[Passage — start]

Kino is an exudate produced by various trees and other plants, particularly bloodwood species of eucalypts (Angophora, Corymbia, Eucalyptus) and Pterocarpus, in reaction to mechanical damage, and which can be tapped by incisions made in the trunk or stalk. Many Eucalyptus, Angophora and Corymbia species are commonly referred to as 'bloodwoods', as the kino usually oozes out a very dark red colour. Kino flow in angiosperms contrasts with resin flow in conifers.

==Etymology==
The word kino may be of Indian origin. It may also be of West African origin, as it was first introduced introduced to European medicine in 1757 by John Fothergill who brought it from the river Gambia and sold it in England as Gummi rubrum astringens gambiense. It was obtained from Pterocarpus erinaceus, called keno or genu in the local Mandinka language.

In Australia, "red gum" is a term for kino from bloodwood trees and red acaroid resin from Xanthorrhoea spp. Despite often called "gum", it is not technically a gum.

[Passage — finish]
[Data extracts — start]

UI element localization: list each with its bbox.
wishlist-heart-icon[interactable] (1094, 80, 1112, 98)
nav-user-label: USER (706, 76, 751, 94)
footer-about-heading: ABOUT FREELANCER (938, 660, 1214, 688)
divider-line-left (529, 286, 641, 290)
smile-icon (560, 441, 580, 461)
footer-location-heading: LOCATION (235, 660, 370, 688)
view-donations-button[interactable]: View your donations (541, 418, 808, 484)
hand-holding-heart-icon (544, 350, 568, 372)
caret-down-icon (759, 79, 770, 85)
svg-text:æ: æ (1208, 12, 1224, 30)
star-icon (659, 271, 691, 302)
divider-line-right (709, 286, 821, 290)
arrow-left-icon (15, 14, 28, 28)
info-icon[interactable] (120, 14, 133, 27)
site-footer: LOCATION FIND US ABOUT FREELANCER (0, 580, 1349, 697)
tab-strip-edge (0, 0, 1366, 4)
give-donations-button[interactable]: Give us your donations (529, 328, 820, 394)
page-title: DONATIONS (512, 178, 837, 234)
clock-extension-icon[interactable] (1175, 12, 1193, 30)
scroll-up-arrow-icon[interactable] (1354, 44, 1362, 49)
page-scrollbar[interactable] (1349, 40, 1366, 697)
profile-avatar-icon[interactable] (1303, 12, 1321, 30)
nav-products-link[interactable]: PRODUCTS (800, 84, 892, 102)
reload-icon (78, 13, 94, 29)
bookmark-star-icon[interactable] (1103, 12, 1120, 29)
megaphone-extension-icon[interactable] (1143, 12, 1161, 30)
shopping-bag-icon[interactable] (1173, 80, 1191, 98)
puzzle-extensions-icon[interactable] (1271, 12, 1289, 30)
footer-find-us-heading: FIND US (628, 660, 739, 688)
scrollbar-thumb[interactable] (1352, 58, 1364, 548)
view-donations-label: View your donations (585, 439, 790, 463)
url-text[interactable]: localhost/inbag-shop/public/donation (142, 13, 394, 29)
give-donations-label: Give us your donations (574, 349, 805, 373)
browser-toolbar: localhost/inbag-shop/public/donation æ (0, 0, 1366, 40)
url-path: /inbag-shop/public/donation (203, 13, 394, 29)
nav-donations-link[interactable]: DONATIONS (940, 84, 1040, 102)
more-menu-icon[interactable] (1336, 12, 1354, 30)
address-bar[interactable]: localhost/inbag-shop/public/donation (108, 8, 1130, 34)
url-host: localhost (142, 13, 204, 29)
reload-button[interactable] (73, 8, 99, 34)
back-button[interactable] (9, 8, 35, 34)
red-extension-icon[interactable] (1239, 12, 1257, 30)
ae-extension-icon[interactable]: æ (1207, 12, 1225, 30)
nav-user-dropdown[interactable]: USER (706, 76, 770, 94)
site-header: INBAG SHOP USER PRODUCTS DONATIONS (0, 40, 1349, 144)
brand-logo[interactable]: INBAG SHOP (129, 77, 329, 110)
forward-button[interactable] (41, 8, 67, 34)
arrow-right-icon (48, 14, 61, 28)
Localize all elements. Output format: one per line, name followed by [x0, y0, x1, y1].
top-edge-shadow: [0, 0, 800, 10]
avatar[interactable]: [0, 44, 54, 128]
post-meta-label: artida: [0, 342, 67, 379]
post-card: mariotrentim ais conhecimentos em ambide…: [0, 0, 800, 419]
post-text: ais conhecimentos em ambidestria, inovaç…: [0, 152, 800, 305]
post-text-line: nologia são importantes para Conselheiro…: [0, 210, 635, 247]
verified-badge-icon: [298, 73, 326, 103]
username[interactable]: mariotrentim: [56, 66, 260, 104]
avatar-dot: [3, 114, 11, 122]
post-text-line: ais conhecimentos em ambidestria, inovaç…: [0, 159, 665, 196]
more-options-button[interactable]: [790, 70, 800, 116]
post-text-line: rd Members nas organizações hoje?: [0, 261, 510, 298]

[Data extracts — finish]

* **Task item A**:
In the kino passage, find the span that begins at the words "Kino is an exudate" and ends after the words "local Mandinka language.". Reproduce that span word for word.
* **Task item B**:
According to the kino passage, what tree yielded the kino that was sold in England as Gummi rubrum astringens gambiense?
* **Task item C**:
Write the next part of the passage about kino, picking up after its final sentence.

* **Written answer A**:
Kino is an exudate produced by various trees and other plants, particularly bloodwood species of eucalypts (Angophora, Corymbia, Eucalyptus) and Pterocarpus, in reaction to mechanical damage, and which can be tapped by incisions made in the trunk or stalk. Many Eucalyptus, Angophora and Corymbia species are commonly referred to as 'bloodwoods', as the kino usually oozes out a very dark red colour. Kino flow in angiosperms contrasts with resin flow in conifers.

==Etymology==
The word kino may be of Indian origin. It may also be of West African origin, as it was first introduced introduced to European medicine in 1757 by John Fothergill who brought it from the river Gambia and sold it in England as Gummi rubrum astringens gambiense. It was obtained from Pterocarpus erinaceus, called keno or genu in the local Mandinka language.

* **Written answer B**:
Pterocarpus erinaceus

* **Written answer C**:
==Composition==
Astringent tannin compounds are a major active component of kinos. The chief constituent of kino is kinotannic acid, of which it contains 70 to 80 per cent. It also contains kino red, a phlobaphene produced from kinotannic acid by oxidation. Kino also yields kinoin, a crystalline neutral principle.

In cold water it is only partially dissolved, leaving a pale flocculent residue which is soluble in boiling water but deposited again upon cooling. It is soluble in alcohol and caustic alkalis, but not in ether.

When exuding from the tree, it resembles red-currant jelly, but hardens in a few hours after exposure to the air and sun. Kinos typically dry to an amber-like material. It consists of dark red angular fragments, rarely larger than a pea.
Of the small angular glistening fragments, the smaller are reddish, and the larger are almost black; thin pieces are ruby red. It is brittle and easily powdered. It has no smell, but a very astringent taste.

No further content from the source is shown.